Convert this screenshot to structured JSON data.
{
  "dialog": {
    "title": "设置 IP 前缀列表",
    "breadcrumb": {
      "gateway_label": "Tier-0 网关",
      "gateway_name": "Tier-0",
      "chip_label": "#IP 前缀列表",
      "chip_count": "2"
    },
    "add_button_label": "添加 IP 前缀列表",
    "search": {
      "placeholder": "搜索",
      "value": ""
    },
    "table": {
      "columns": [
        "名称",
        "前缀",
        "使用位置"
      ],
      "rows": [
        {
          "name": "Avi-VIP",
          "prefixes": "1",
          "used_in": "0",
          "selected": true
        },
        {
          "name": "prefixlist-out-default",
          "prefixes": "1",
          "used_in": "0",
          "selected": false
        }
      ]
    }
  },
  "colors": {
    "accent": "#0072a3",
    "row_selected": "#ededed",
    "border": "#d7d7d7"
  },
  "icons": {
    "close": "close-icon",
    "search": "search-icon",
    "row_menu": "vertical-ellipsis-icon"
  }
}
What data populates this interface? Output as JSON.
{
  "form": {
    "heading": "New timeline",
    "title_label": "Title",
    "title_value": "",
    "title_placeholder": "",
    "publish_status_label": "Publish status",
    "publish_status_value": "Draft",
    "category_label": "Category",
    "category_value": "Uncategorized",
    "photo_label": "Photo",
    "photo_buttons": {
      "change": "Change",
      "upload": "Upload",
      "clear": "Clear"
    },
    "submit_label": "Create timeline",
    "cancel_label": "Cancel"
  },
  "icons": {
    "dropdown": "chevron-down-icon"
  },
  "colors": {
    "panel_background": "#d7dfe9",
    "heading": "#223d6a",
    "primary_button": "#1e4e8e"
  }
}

....

== WHAT THE EXERCISE ASKS ==
Output every line above without altering anything.

== ANSWER TO THIS EXERCISE ==
Convert this screenshot to structured JSON data.
{
  "dialog": {
    "title": "设置 IP 前缀列表",
    "breadcrumb": {
      "gateway_label": "Tier-0 网关",
      "gateway_name": "Tier-0",
      "chip_label": "#IP 前缀列表",
      "chip_count": "2"
    },
    "add_button_label": "添加 IP 前缀列表",
    "search": {
      "placeholder": "搜索",
      "value": ""
    },
    "table": {
      "columns": [
        "名称",
        "前缀",
        "使用位置"
      ],
      "rows": [
        {
          "name": "Avi-VIP",
          "prefixes": "1",
          "used_in": "0",
          "selected": true
        },
        {
          "name": "prefixlist-out-default",
          "prefixes": "1",
          "used_in": "0",
          "selected": false
        }
      ]
    }
  },
  "colors": {
    "accent": "#0072a3",
    "row_selected": "#ededed",
    "border": "#d7d7d7"
  },
  "icons": {
    "close": "close-icon",
    "search": "search-icon",
    "row_menu": "vertical-ellipsis-icon"
  }
}
What data populates this interface? Output as JSON.
{
  "form": {
    "heading": "New timeline",
    "title_label": "Title",
    "title_value": "",
    "title_placeholder": "",
    "publish_status_label": "Publish status",
    "publish_status_value": "Draft",
    "category_label": "Category",
    "category_value": "Uncategorized",
    "photo_label": "Photo",
    "photo_buttons": {
      "change": "Change",
      "upload": "Upload",
      "clear": "Clear"
    },
    "submit_label": "Create timeline",
    "cancel_label": "Cancel"
  },
  "icons": {
    "dropdown": "chevron-down-icon"
  },
  "colors": {
    "panel_background": "#d7dfe9",
    "heading": "#223d6a",
    "primary_button": "#1e4e8e"
  }
}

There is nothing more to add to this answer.